• _What is asked_:
Would it be possible to write out each entry below exactly, without the pictures?

Collected data entries
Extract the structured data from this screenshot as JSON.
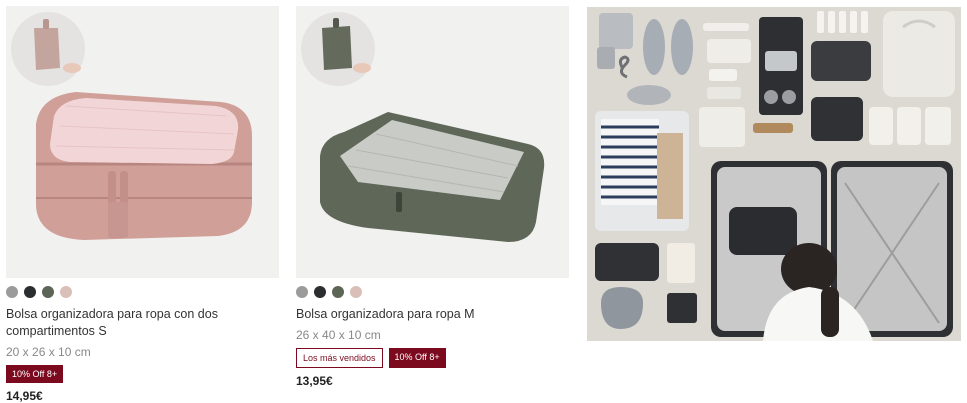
{
  "products": [
    {
      "title": "Bolsa organizadora para ropa con dos compartimentos S",
      "dimensions": "20 x 26 x 10 cm",
      "badges": [],
      "discount": "10% Off 8+",
      "price": "14,95€",
      "swatches": [
        "#9b9b9b",
        "#2b2d2f",
        "#5d6656",
        "#d9bfb8"
      ]
    },
    {
      "title": "Bolsa organizadora para ropa M",
      "dimensions": "26 x 40 x 10 cm",
      "best_seller": "Los más vendidos",
      "discount": "10% Off 8+",
      "price": "13,95€",
      "swatches": [
        "#9b9b9b",
        "#2b2d2f",
        "#5d6656",
        "#d9bfb8"
      ]
    }
  ],
  "colors": {
    "accent": "#7b0a1f",
    "pink_bag": "#d8aca6",
    "green_bag": "#5f6759"
  }
}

• _Output for this task_:
Extract the structured data from this screenshot as JSON.
{
  "products": [
    {
      "title": "Bolsa organizadora para ropa con dos compartimentos S",
      "dimensions": "20 x 26 x 10 cm",
      "badges": [],
      "discount": "10% Off 8+",
      "price": "14,95€",
      "swatches": [
        "#9b9b9b",
        "#2b2d2f",
        "#5d6656",
        "#d9bfb8"
      ]
    },
    {
      "title": "Bolsa organizadora para ropa M",
      "dimensions": "26 x 40 x 10 cm",
      "best_seller": "Los más vendidos",
      "discount": "10% Off 8+",
      "price": "13,95€",
      "swatches": [
        "#9b9b9b",
        "#2b2d2f",
        "#5d6656",
        "#d9bfb8"
      ]
    }
  ],
  "colors": {
    "accent": "#7b0a1f",
    "pink_bag": "#d8aca6",
    "green_bag": "#5f6759"
  }
}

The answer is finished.